• [Exercise task] Pull out all lines from the listing below in which the word "following" appears.

# Start of Raw records

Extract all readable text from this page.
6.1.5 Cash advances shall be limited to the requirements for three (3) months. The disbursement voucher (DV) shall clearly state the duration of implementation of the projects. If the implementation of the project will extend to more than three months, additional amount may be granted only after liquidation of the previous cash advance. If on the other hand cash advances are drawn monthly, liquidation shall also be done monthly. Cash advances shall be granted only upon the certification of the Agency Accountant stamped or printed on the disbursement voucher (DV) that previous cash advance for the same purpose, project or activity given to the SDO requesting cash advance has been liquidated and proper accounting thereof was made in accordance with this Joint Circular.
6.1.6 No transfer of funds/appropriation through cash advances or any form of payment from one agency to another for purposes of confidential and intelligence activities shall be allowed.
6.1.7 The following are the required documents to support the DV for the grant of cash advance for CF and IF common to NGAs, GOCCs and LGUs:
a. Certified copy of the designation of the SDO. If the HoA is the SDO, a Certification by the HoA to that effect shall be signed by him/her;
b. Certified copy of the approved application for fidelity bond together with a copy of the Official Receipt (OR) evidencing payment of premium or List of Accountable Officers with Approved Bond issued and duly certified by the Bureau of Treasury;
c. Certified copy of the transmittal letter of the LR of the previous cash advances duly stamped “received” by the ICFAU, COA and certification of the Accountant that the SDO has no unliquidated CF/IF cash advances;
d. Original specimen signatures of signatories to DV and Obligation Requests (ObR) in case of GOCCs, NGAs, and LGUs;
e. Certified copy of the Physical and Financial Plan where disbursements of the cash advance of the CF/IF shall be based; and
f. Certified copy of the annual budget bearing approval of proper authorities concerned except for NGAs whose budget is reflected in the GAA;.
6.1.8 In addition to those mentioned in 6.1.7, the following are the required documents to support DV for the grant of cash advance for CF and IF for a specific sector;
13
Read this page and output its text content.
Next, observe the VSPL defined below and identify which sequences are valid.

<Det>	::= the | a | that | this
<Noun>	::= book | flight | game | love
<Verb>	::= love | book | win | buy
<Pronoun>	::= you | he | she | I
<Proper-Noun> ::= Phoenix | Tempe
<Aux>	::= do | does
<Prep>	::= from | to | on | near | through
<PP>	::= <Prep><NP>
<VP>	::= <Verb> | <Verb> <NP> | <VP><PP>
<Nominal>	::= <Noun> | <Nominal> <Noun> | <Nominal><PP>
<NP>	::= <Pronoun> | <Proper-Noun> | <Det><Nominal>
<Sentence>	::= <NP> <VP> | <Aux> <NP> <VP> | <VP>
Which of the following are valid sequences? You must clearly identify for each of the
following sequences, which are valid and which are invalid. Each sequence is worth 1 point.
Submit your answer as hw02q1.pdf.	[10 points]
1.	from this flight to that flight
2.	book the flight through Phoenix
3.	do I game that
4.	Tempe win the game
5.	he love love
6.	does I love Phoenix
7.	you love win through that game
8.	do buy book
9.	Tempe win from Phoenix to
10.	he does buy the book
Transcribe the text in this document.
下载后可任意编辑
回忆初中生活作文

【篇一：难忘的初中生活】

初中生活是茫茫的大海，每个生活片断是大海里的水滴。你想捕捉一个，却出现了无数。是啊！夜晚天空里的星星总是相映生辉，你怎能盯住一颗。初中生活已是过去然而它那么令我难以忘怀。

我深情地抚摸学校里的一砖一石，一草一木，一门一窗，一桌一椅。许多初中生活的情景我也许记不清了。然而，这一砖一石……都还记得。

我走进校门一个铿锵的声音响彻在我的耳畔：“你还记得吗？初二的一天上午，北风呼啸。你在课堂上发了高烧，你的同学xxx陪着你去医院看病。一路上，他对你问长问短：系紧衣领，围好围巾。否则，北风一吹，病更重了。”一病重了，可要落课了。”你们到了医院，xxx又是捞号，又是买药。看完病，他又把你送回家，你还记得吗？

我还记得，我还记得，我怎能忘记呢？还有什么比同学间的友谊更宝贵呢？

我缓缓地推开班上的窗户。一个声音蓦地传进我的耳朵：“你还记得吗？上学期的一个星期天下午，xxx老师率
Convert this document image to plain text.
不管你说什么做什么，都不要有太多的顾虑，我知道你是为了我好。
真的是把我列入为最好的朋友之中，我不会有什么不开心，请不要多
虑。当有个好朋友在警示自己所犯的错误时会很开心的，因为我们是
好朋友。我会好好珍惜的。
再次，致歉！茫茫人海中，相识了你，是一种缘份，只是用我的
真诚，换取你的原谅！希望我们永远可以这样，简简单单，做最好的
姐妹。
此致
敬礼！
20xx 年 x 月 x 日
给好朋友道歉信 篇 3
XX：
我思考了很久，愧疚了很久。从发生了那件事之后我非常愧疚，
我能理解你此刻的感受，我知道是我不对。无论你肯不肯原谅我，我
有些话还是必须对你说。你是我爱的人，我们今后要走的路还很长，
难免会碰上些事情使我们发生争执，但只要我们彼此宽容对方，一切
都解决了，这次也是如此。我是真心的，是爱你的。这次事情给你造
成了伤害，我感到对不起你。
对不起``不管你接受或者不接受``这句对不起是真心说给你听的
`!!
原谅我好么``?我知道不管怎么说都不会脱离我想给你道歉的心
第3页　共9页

# End of Raw records

• [Written solution]
6.1.7 The following are the required documents to support the DV for the grant of cash advance for CF and IF common to NGAs, GOCCs and LGUs:
6.1.8 In addition to those mentioned in 6.1.7, the following are the required documents to support DV for the grant of cash advance for CF and IF for a specific sector;
Which of the following are valid sequences? You must clearly identify for each of the
following sequences, which are valid and which are invalid. Each sequence is worth 1 point.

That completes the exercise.